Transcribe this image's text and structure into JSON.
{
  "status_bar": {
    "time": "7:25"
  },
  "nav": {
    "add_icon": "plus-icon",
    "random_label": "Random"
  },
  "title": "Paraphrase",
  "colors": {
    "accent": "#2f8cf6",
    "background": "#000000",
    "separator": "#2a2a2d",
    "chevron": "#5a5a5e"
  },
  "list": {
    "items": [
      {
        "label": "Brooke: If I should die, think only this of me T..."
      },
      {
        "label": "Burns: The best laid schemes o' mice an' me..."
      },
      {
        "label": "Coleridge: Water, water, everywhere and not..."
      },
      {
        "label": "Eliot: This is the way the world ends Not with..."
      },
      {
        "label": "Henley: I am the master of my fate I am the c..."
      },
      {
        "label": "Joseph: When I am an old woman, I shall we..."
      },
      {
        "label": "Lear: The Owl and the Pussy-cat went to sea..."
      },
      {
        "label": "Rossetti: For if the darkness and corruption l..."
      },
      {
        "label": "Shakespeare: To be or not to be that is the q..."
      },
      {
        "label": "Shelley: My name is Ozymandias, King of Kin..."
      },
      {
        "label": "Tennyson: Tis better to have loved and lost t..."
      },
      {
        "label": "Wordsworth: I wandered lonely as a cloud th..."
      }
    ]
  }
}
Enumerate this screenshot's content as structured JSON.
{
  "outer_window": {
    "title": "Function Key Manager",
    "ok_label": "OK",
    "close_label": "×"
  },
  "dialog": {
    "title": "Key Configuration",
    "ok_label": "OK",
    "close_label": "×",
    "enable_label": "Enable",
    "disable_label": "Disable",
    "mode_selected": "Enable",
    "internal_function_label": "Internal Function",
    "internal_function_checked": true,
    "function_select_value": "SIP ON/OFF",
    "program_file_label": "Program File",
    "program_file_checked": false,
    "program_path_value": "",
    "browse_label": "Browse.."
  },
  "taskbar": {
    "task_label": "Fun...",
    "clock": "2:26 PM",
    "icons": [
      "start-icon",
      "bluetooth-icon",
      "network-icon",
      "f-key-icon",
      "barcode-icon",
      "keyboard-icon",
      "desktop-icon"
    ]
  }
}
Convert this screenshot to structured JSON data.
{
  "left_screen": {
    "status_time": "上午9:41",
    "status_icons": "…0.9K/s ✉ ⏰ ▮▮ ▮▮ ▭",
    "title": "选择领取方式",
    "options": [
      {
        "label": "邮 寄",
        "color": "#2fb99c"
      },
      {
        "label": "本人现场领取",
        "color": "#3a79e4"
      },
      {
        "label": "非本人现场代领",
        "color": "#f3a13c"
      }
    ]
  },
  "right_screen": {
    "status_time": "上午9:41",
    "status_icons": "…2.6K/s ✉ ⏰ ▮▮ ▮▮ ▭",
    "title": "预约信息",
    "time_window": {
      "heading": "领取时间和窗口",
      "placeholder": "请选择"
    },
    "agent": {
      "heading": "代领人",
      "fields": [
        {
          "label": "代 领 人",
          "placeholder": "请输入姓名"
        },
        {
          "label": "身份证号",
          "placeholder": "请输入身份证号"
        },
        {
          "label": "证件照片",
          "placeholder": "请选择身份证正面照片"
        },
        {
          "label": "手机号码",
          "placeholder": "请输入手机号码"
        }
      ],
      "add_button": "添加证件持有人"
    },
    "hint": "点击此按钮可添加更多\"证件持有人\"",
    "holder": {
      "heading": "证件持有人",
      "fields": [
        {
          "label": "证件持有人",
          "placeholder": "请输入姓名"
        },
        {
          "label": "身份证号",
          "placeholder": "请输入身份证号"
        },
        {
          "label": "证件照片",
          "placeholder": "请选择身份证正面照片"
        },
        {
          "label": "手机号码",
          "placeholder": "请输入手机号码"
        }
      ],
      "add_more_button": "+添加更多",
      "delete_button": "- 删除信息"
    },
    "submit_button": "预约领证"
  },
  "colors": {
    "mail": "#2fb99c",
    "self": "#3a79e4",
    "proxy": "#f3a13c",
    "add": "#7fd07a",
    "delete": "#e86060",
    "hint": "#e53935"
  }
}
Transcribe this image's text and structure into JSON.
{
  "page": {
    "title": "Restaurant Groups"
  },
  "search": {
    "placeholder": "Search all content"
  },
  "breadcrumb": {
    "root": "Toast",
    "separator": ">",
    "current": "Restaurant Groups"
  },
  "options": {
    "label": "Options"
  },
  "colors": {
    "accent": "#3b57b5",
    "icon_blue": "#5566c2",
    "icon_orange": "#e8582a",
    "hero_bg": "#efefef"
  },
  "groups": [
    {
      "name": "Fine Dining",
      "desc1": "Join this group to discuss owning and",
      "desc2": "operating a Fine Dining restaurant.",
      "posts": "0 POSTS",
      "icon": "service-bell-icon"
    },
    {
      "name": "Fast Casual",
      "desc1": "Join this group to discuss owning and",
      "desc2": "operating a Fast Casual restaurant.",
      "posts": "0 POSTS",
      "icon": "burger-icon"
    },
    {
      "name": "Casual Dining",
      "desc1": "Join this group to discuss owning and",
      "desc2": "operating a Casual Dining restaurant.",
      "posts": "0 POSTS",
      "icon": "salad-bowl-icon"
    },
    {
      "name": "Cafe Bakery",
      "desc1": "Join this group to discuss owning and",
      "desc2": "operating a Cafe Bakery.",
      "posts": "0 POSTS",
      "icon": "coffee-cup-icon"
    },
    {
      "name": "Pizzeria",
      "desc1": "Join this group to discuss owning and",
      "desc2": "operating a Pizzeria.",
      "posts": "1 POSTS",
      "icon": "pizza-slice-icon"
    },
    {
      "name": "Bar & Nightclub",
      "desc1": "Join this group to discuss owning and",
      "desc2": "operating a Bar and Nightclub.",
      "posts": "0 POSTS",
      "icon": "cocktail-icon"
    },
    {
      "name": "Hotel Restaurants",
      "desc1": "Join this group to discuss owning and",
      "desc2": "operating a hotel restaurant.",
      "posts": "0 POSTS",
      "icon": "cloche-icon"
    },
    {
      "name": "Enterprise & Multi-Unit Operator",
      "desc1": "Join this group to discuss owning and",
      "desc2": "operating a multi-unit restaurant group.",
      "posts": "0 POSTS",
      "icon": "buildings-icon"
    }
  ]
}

----------

Above are some records; repeat all of them exactly.

Transcribe this image's text and structure into JSON.
{
  "status_bar": {
    "time": "7:25"
  },
  "nav": {
    "add_icon": "plus-icon",
    "random_label": "Random"
  },
  "title": "Paraphrase",
  "colors": {
    "accent": "#2f8cf6",
    "background": "#000000",
    "separator": "#2a2a2d",
    "chevron": "#5a5a5e"
  },
  "list": {
    "items": [
      {
        "label": "Brooke: If I should die, think only this of me T..."
      },
      {
        "label": "Burns: The best laid schemes o' mice an' me..."
      },
      {
        "label": "Coleridge: Water, water, everywhere and not..."
      },
      {
        "label": "Eliot: This is the way the world ends Not with..."
      },
      {
        "label": "Henley: I am the master of my fate I am the c..."
      },
      {
        "label": "Joseph: When I am an old woman, I shall we..."
      },
      {
        "label": "Lear: The Owl and the Pussy-cat went to sea..."
      },
      {
        "label": "Rossetti: For if the darkness and corruption l..."
      },
      {
        "label": "Shakespeare: To be or not to be that is the q..."
      },
      {
        "label": "Shelley: My name is Ozymandias, King of Kin..."
      },
      {
        "label": "Tennyson: Tis better to have loved and lost t..."
      },
      {
        "label": "Wordsworth: I wandered lonely as a cloud th..."
      }
    ]
  }
}
Enumerate this screenshot's content as structured JSON.
{
  "outer_window": {
    "title": "Function Key Manager",
    "ok_label": "OK",
    "close_label": "×"
  },
  "dialog": {
    "title": "Key Configuration",
    "ok_label": "OK",
    "close_label": "×",
    "enable_label": "Enable",
    "disable_label": "Disable",
    "mode_selected": "Enable",
    "internal_function_label": "Internal Function",
    "internal_function_checked": true,
    "function_select_value": "SIP ON/OFF",
    "program_file_label": "Program File",
    "program_file_checked": false,
    "program_path_value": "",
    "browse_label": "Browse.."
  },
  "taskbar": {
    "task_label": "Fun...",
    "clock": "2:26 PM",
    "icons": [
      "start-icon",
      "bluetooth-icon",
      "network-icon",
      "f-key-icon",
      "barcode-icon",
      "keyboard-icon",
      "desktop-icon"
    ]
  }
}
Convert this screenshot to structured JSON data.
{
  "left_screen": {
    "status_time": "上午9:41",
    "status_icons": "…0.9K/s ✉ ⏰ ▮▮ ▮▮ ▭",
    "title": "选择领取方式",
    "options": [
      {
        "label": "邮 寄",
        "color": "#2fb99c"
      },
      {
        "label": "本人现场领取",
        "color": "#3a79e4"
      },
      {
        "label": "非本人现场代领",
        "color": "#f3a13c"
      }
    ]
  },
  "right_screen": {
    "status_time": "上午9:41",
    "status_icons": "…2.6K/s ✉ ⏰ ▮▮ ▮▮ ▭",
    "title": "预约信息",
    "time_window": {
      "heading": "领取时间和窗口",
      "placeholder": "请选择"
    },
    "agent": {
      "heading": "代领人",
      "fields": [
        {
          "label": "代 领 人",
          "placeholder": "请输入姓名"
        },
        {
          "label": "身份证号",
          "placeholder": "请输入身份证号"
        },
        {
          "label": "证件照片",
          "placeholder": "请选择身份证正面照片"
        },
        {
          "label": "手机号码",
          "placeholder": "请输入手机号码"
        }
      ],
      "add_button": "添加证件持有人"
    },
    "hint": "点击此按钮可添加更多\"证件持有人\"",
    "holder": {
      "heading": "证件持有人",
      "fields": [
        {
          "label": "证件持有人",
          "placeholder": "请输入姓名"
        },
        {
          "label": "身份证号",
          "placeholder": "请输入身份证号"
        },
        {
          "label": "证件照片",
          "placeholder": "请选择身份证正面照片"
        },
        {
          "label": "手机号码",
          "placeholder": "请输入手机号码"
        }
      ],
      "add_more_button": "+添加更多",
      "delete_button": "- 删除信息"
    },
    "submit_button": "预约领证"
  },
  "colors": {
    "mail": "#2fb99c",
    "self": "#3a79e4",
    "proxy": "#f3a13c",
    "add": "#7fd07a",
    "delete": "#e86060",
    "hint": "#e53935"
  }
}
Transcribe this image's text and structure into JSON.
{
  "page": {
    "title": "Restaurant Groups"
  },
  "search": {
    "placeholder": "Search all content"
  },
  "breadcrumb": {
    "root": "Toast",
    "separator": ">",
    "current": "Restaurant Groups"
  },
  "options": {
    "label": "Options"
  },
  "colors": {
    "accent": "#3b57b5",
    "icon_blue": "#5566c2",
    "icon_orange": "#e8582a",
    "hero_bg": "#efefef"
  },
  "groups": [
    {
      "name": "Fine Dining",
      "desc1": "Join this group to discuss owning and",
      "desc2": "operating a Fine Dining restaurant.",
      "posts": "0 POSTS",
      "icon": "service-bell-icon"
    },
    {
      "name": "Fast Casual",
      "desc1": "Join this group to discuss owning and",
      "desc2": "operating a Fast Casual restaurant.",
      "posts": "0 POSTS",
      "icon": "burger-icon"
    },
    {
      "name": "Casual Dining",
      "desc1": "Join this group to discuss owning and",
      "desc2": "operating a Casual Dining restaurant.",
      "posts": "0 POSTS",
      "icon": "salad-bowl-icon"
    },
    {
      "name": "Cafe Bakery",
      "desc1": "Join this group to discuss owning and",
      "desc2": "operating a Cafe Bakery.",
      "posts": "0 POSTS",
      "icon": "coffee-cup-icon"
    },
    {
      "name": "Pizzeria",
      "desc1": "Join this group to discuss owning and",
      "desc2": "operating a Pizzeria.",
      "posts": "1 POSTS",
      "icon": "pizza-slice-icon"
    },
    {
      "name": "Bar & Nightclub",
      "desc1": "Join this group to discuss owning and",
      "desc2": "operating a Bar and Nightclub.",
      "posts": "0 POSTS",
      "icon": "cocktail-icon"
    },
    {
      "name": "Hotel Restaurants",
      "desc1": "Join this group to discuss owning and",
      "desc2": "operating a hotel restaurant.",
      "posts": "0 POSTS",
      "icon": "cloche-icon"
    },
    {
      "name": "Enterprise & Multi-Unit Operator",
      "desc1": "Join this group to discuss owning and",
      "desc2": "operating a multi-unit restaurant group.",
      "posts": "0 POSTS",
      "icon": "buildings-icon"
    }
  ]
}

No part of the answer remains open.